Retype the full set of records. Keep every character identical.

Collection entries
══════════════════════════════

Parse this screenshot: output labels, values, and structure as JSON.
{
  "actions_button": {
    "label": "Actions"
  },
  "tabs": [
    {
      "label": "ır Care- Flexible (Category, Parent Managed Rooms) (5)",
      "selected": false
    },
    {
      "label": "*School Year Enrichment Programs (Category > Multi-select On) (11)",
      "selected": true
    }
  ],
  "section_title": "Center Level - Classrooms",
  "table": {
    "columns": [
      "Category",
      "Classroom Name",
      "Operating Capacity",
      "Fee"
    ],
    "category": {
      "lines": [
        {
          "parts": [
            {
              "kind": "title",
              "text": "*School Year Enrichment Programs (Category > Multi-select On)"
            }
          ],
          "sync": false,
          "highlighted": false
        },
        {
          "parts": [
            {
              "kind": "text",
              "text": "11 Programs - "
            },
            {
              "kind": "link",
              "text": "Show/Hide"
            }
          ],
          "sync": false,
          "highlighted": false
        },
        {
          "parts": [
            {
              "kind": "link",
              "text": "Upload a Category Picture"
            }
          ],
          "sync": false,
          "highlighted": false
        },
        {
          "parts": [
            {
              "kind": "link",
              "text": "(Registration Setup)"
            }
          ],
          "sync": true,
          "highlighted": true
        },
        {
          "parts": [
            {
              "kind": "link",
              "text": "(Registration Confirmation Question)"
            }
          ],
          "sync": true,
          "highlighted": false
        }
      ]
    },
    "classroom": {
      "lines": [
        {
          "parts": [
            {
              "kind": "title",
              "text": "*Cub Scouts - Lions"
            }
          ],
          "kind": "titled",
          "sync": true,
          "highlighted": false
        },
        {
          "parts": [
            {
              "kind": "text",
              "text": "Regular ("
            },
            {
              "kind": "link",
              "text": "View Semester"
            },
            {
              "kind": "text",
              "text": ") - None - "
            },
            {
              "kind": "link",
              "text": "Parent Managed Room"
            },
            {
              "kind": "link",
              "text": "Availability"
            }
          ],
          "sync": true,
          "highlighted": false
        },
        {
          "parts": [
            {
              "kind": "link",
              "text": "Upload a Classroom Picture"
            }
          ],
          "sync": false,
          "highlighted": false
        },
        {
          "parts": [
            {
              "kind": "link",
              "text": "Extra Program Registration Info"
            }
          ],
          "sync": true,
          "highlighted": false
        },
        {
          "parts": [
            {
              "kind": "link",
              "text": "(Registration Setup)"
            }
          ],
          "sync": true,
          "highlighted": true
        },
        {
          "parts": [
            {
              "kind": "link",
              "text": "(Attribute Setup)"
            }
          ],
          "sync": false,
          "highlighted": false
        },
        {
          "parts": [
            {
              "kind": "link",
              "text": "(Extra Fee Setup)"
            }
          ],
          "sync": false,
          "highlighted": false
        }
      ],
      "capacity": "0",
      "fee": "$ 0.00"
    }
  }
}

══════════════════════════════

__COMPLETE OUTPUT__
Parse this screenshot: output labels, values, and structure as JSON.
{
  "actions_button": {
    "label": "Actions"
  },
  "tabs": [
    {
      "label": "ır Care- Flexible (Category, Parent Managed Rooms) (5)",
      "selected": false
    },
    {
      "label": "*School Year Enrichment Programs (Category > Multi-select On) (11)",
      "selected": true
    }
  ],
  "section_title": "Center Level - Classrooms",
  "table": {
    "columns": [
      "Category",
      "Classroom Name",
      "Operating Capacity",
      "Fee"
    ],
    "category": {
      "lines": [
        {
          "parts": [
            {
              "kind": "title",
              "text": "*School Year Enrichment Programs (Category > Multi-select On)"
            }
          ],
          "sync": false,
          "highlighted": false
        },
        {
          "parts": [
            {
              "kind": "text",
              "text": "11 Programs - "
            },
            {
              "kind": "link",
              "text": "Show/Hide"
            }
          ],
          "sync": false,
          "highlighted": false
        },
        {
          "parts": [
            {
              "kind": "link",
              "text": "Upload a Category Picture"
            }
          ],
          "sync": false,
          "highlighted": false
        },
        {
          "parts": [
            {
              "kind": "link",
              "text": "(Registration Setup)"
            }
          ],
          "sync": true,
          "highlighted": true
        },
        {
          "parts": [
            {
              "kind": "link",
              "text": "(Registration Confirmation Question)"
            }
          ],
          "sync": true,
          "highlighted": false
        }
      ]
    },
    "classroom": {
      "lines": [
        {
          "parts": [
            {
              "kind": "title",
              "text": "*Cub Scouts - Lions"
            }
          ],
          "kind": "titled",
          "sync": true,
          "highlighted": false
        },
        {
          "parts": [
            {
              "kind": "text",
              "text": "Regular ("
            },
            {
              "kind": "link",
              "text": "View Semester"
            },
            {
              "kind": "text",
              "text": ") - None - "
            },
            {
              "kind": "link",
              "text": "Parent Managed Room"
            },
            {
              "kind": "link",
              "text": "Availability"
            }
          ],
          "sync": true,
          "highlighted": false
        },
        {
          "parts": [
            {
              "kind": "link",
              "text": "Upload a Classroom Picture"
            }
          ],
          "sync": false,
          "highlighted": false
        },
        {
          "parts": [
            {
              "kind": "link",
              "text": "Extra Program Registration Info"
            }
          ],
          "sync": true,
          "highlighted": false
        },
        {
          "parts": [
            {
              "kind": "link",
              "text": "(Registration Setup)"
            }
          ],
          "sync": true,
          "highlighted": true
        },
        {
          "parts": [
            {
              "kind": "link",
              "text": "(Attribute Setup)"
            }
          ],
          "sync": false,
          "highlighted": false
        },
        {
          "parts": [
            {
              "kind": "link",
              "text": "(Extra Fee Setup)"
            }
          ],
          "sync": false,
          "highlighted": false
        }
      ],
      "capacity": "0",
      "fee": "$ 0.00"
    }
  }
}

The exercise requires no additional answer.